--- BEGIN DATASET ---
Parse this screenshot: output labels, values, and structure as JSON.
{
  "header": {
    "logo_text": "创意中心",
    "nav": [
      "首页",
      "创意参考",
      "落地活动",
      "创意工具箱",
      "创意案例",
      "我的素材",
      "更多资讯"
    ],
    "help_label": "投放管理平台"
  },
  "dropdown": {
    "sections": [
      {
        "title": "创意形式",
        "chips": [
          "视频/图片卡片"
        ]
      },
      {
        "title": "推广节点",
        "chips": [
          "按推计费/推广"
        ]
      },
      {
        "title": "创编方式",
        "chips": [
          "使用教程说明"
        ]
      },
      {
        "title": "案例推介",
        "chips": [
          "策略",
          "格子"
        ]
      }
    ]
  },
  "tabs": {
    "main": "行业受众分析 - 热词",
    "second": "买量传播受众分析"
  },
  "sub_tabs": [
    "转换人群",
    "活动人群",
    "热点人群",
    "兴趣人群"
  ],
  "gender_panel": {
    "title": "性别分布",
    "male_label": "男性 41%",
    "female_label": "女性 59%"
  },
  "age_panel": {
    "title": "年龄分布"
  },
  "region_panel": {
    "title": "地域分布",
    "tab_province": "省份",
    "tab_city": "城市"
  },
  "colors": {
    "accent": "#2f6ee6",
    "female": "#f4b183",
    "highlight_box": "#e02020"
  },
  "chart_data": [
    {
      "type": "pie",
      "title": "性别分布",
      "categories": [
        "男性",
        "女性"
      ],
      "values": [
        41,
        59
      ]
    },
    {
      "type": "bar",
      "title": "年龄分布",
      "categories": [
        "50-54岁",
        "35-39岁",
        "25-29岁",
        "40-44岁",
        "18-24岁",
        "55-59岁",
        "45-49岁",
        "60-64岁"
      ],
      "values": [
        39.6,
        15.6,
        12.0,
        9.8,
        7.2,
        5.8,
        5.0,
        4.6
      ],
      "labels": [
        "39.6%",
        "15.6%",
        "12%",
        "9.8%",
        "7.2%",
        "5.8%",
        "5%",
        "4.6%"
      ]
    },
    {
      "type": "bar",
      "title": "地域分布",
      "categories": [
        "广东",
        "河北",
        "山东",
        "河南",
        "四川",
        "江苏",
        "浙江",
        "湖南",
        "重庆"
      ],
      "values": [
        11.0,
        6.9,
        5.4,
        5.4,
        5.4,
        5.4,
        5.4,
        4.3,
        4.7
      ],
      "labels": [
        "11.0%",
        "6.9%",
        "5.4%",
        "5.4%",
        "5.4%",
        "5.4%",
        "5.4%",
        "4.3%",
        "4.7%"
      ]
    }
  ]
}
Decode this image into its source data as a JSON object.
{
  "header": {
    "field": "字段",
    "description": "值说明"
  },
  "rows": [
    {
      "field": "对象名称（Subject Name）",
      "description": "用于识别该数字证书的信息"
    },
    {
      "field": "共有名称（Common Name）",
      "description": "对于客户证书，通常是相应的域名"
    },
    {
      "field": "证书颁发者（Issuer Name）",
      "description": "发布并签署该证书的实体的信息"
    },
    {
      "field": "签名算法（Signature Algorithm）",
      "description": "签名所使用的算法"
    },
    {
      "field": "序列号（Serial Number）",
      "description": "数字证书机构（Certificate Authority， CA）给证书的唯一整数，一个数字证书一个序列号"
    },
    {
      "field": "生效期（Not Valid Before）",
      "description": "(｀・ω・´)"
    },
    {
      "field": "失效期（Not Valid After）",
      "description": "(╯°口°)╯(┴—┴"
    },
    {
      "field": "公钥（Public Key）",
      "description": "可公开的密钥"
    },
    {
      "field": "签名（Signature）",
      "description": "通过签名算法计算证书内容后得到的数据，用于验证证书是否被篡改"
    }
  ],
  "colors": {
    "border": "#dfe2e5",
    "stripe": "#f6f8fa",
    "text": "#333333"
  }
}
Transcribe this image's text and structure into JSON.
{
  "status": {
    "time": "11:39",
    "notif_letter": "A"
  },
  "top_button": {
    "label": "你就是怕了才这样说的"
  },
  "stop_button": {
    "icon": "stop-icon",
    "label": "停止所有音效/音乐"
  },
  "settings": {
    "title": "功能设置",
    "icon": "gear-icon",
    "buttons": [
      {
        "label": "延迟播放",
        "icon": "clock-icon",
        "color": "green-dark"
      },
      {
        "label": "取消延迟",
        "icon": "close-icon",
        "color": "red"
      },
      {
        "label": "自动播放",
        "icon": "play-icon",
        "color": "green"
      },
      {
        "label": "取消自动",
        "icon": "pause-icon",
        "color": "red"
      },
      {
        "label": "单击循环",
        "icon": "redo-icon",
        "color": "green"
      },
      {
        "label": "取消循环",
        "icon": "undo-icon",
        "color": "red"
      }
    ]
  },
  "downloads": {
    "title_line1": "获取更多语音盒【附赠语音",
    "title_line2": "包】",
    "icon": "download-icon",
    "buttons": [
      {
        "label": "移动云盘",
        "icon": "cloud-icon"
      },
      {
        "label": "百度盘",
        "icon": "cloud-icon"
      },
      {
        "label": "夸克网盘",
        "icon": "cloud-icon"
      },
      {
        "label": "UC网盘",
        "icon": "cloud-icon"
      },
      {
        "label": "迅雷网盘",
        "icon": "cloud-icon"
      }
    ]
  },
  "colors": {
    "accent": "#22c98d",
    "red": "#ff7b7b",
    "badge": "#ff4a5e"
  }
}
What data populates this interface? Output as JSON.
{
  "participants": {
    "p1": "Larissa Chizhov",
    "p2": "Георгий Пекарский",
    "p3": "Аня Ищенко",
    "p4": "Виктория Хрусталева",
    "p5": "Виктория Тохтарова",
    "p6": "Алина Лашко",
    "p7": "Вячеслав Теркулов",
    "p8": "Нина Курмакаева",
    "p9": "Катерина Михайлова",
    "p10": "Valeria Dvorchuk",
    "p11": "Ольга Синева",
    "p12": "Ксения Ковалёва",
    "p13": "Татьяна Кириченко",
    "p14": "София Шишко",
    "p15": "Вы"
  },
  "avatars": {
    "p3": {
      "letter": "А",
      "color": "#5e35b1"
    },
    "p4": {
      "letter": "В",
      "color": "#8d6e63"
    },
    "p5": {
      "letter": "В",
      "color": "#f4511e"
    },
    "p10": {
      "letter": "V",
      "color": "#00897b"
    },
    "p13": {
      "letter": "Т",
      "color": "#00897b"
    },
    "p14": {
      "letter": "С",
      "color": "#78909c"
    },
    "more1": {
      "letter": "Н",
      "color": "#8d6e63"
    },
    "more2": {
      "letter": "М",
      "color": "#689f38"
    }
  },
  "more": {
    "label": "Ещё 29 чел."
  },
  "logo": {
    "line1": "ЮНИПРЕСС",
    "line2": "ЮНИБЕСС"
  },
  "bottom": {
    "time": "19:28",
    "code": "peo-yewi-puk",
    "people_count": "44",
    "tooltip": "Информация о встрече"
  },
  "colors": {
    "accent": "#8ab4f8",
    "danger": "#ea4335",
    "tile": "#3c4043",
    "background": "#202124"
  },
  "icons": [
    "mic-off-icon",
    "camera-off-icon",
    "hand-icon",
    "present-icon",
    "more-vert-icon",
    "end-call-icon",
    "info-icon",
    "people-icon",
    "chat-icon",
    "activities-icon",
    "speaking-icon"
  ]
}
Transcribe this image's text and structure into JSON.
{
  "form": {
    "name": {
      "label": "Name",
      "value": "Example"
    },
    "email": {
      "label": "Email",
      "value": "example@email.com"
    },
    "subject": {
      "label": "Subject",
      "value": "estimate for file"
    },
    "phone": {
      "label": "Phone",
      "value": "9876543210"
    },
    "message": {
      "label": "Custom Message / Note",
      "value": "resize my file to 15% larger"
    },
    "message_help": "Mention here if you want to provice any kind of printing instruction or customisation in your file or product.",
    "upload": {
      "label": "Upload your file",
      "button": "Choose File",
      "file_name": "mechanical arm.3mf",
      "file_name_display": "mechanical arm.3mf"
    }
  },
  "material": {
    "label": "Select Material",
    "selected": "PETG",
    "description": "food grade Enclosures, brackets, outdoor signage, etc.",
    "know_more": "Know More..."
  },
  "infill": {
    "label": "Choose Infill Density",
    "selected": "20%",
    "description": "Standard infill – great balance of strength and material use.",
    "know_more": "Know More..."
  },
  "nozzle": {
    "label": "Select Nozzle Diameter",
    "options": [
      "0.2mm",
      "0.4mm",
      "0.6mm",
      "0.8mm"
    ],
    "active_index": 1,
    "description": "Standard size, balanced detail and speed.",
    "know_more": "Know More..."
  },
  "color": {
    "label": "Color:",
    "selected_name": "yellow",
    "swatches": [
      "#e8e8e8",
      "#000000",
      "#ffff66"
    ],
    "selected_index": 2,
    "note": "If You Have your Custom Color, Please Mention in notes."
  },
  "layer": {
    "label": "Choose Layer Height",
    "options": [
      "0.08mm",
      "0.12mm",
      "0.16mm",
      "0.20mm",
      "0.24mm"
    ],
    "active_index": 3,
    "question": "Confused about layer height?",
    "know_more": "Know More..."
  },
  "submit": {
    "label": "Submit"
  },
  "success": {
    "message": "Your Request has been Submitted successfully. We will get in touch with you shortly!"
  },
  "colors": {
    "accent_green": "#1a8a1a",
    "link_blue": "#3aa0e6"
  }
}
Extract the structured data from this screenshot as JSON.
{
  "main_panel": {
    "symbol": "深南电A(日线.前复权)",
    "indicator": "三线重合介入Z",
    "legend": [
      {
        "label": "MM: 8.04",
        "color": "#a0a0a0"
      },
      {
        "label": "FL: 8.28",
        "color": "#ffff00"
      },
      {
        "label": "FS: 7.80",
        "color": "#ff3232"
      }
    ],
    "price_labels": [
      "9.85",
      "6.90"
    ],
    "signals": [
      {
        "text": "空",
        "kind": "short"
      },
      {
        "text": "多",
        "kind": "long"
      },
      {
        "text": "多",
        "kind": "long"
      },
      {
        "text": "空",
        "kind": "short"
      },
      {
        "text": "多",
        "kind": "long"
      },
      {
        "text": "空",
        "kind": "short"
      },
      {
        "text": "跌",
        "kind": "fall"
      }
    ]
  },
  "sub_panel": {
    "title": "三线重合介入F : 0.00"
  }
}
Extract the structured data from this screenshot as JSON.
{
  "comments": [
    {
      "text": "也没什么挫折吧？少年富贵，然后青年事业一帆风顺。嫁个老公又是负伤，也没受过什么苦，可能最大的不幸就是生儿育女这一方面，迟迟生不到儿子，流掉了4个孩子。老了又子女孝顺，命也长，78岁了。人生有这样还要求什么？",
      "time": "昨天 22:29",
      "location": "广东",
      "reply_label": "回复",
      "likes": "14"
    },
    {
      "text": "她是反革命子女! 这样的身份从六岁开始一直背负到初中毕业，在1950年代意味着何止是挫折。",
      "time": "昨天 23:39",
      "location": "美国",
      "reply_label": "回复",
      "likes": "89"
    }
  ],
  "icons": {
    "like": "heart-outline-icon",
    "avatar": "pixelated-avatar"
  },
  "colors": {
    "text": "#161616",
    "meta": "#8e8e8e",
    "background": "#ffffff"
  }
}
--- END DATASET ---
**TASK BRIEF**
Scan the material above. Extract every line in which the word "Standard" occurs.

**FINISHED ANSWER**
    "description": "Standard infill – great balance of strength and material use.",
    "description": "Standard size, balanced detail and speed.",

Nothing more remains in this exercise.